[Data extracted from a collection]
___

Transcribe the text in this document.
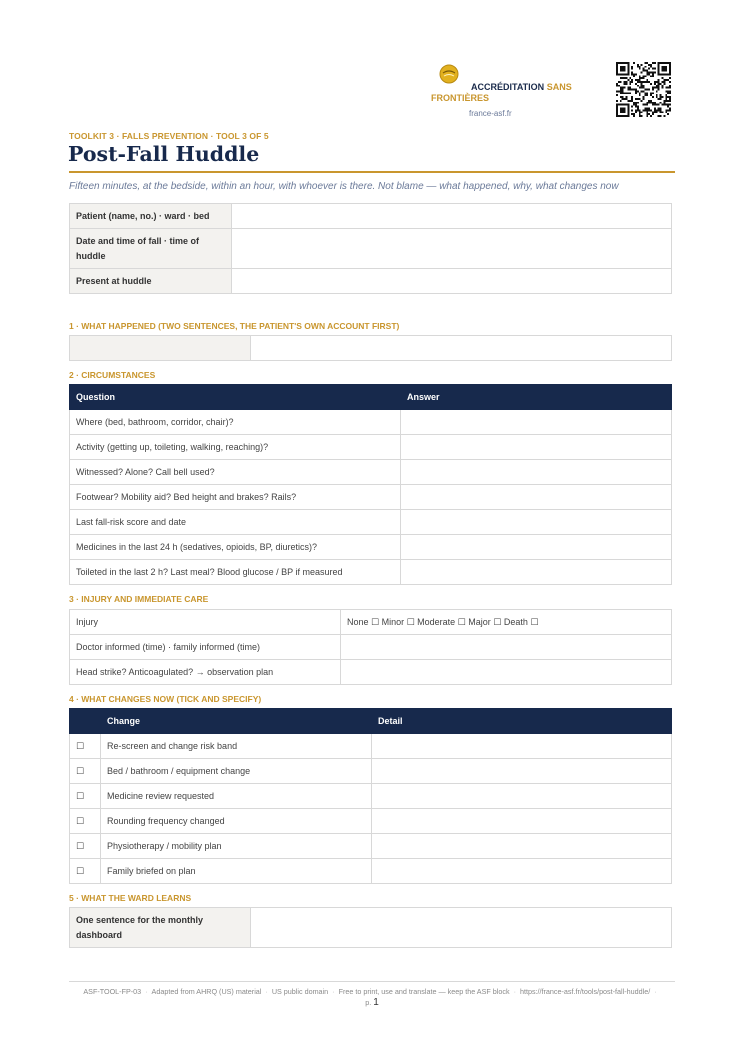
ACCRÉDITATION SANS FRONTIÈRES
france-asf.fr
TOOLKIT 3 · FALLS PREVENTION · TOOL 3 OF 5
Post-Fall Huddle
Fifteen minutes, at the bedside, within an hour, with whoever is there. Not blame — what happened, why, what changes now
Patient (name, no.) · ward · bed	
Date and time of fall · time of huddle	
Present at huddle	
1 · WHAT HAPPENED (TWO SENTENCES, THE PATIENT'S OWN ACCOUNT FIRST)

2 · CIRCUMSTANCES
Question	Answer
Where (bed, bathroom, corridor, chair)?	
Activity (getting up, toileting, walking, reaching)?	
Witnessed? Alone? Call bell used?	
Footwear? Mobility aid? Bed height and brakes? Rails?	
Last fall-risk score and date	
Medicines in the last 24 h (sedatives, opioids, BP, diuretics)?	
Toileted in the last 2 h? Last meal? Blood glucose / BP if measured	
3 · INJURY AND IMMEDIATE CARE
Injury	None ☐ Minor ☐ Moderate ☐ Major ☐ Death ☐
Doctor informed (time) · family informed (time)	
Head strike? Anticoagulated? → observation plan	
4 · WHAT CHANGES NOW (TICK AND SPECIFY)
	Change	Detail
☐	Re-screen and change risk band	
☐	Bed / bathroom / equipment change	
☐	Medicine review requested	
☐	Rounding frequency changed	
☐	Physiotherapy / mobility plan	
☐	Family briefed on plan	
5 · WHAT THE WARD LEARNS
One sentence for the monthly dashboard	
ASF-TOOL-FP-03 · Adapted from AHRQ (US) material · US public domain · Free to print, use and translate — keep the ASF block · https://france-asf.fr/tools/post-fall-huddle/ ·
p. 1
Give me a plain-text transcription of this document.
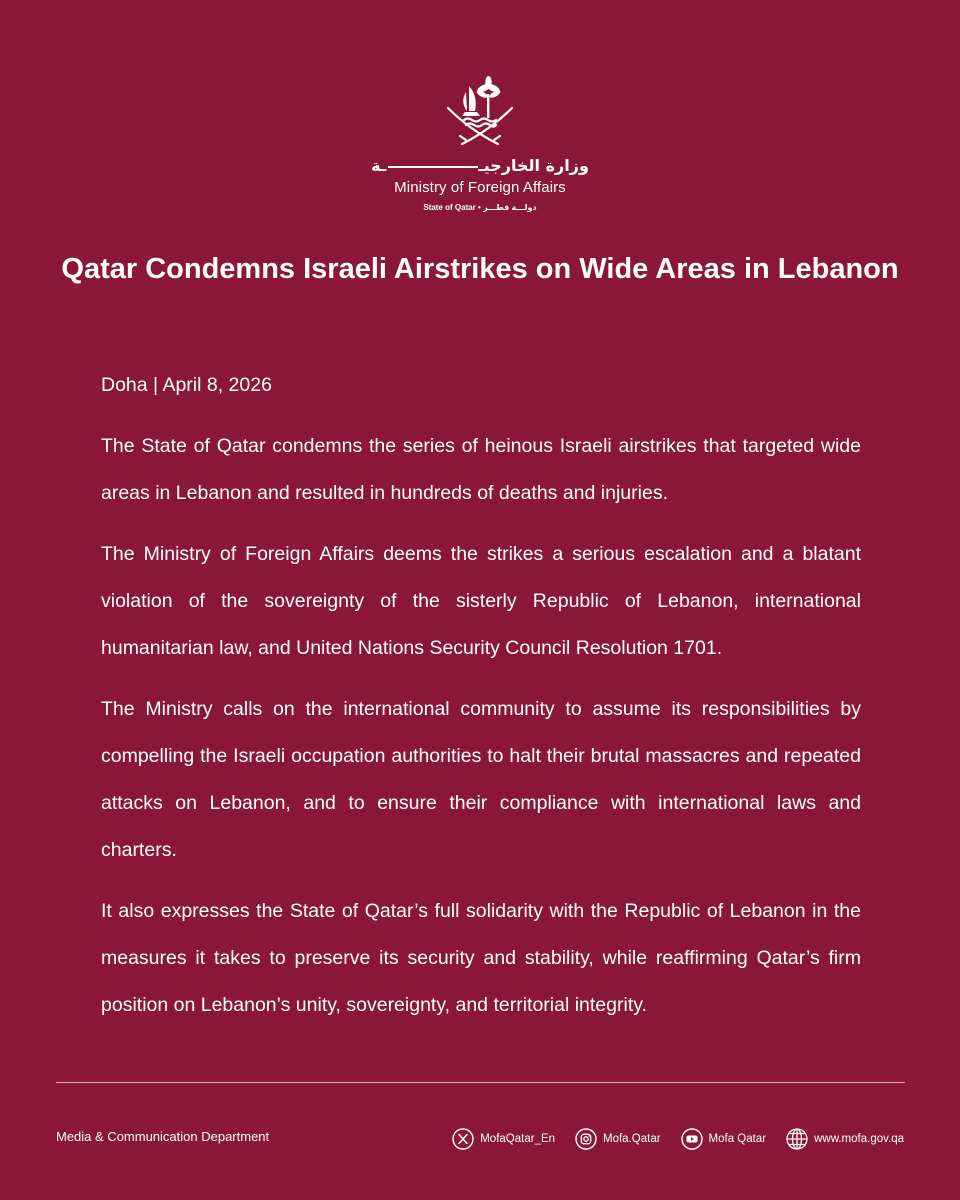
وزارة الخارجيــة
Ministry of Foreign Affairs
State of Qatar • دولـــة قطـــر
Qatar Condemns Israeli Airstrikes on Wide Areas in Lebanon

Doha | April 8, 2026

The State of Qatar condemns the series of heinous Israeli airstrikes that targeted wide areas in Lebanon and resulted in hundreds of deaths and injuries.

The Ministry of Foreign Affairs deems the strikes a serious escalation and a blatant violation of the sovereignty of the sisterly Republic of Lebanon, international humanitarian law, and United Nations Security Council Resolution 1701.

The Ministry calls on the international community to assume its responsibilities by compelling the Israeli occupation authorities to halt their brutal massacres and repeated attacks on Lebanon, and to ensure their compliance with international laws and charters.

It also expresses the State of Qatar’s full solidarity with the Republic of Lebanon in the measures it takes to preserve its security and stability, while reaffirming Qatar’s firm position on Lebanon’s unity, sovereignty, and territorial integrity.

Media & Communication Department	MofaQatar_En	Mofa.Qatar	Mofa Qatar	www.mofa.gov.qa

___

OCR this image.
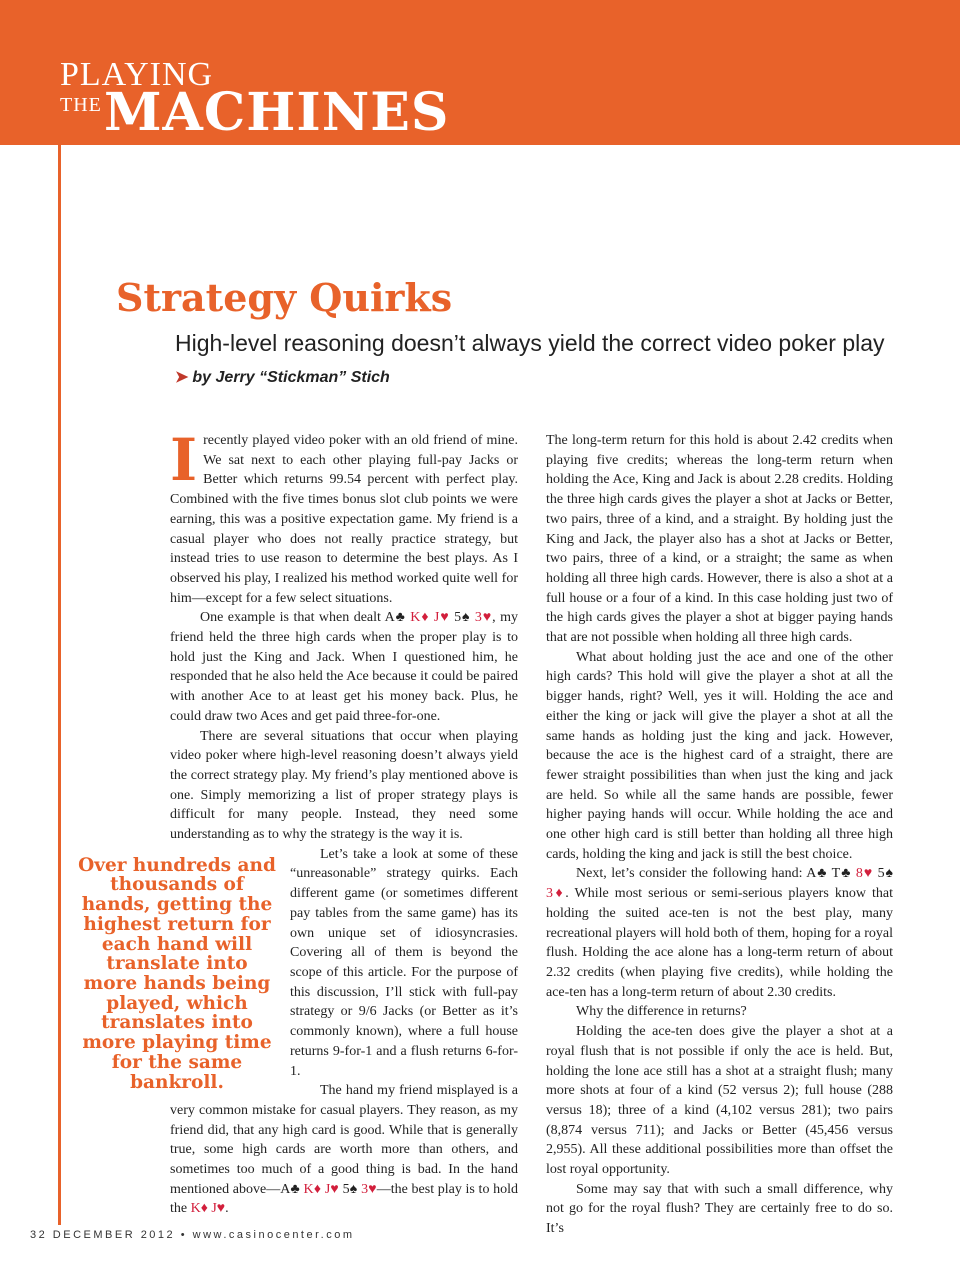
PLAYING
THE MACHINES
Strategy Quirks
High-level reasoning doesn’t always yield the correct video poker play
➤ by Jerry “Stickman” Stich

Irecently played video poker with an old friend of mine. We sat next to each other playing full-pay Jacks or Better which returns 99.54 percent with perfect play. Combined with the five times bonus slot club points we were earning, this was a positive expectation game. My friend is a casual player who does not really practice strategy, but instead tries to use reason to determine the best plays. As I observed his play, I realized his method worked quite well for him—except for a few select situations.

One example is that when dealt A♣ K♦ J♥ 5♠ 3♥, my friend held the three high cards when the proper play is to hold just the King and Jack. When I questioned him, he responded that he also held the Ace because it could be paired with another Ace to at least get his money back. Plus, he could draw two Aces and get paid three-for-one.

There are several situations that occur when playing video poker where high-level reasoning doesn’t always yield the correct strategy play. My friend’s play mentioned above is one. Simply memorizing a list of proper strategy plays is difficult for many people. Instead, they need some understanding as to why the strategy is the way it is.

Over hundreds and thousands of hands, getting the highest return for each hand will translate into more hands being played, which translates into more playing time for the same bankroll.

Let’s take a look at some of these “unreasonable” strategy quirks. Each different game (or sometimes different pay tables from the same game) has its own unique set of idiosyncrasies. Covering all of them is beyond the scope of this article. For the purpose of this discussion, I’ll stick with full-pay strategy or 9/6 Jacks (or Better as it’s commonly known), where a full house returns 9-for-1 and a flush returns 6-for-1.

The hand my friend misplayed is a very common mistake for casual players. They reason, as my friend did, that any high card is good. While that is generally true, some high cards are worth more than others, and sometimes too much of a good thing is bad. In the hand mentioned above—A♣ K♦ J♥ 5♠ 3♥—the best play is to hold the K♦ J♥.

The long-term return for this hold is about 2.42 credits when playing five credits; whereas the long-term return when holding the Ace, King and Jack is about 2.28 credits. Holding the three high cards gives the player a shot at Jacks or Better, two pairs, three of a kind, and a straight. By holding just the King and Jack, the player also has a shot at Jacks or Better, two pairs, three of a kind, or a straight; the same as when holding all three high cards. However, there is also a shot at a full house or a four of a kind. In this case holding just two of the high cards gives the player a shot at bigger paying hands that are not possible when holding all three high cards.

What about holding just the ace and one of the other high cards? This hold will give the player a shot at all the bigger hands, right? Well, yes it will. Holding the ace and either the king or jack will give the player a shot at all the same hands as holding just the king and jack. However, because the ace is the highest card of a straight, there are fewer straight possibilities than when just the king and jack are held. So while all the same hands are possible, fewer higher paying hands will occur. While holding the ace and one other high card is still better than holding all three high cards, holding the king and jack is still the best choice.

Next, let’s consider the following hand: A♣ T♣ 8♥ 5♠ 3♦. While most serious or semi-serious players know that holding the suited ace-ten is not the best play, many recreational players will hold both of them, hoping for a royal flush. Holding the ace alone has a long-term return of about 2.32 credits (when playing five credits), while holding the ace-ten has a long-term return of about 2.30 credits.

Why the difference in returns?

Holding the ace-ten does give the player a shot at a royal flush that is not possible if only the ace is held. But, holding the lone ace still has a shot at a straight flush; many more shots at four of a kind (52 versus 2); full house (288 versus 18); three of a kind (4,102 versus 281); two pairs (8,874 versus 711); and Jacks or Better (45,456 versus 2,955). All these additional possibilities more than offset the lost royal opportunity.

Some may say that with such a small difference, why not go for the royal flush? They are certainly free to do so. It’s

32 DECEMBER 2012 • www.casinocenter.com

___

Check each line above for "plan" and return the ones that have it.

Head strike? Anticoagulated? → observation plan	
☐	Physiotherapy / mobility plan	
☐	Family briefed on plan	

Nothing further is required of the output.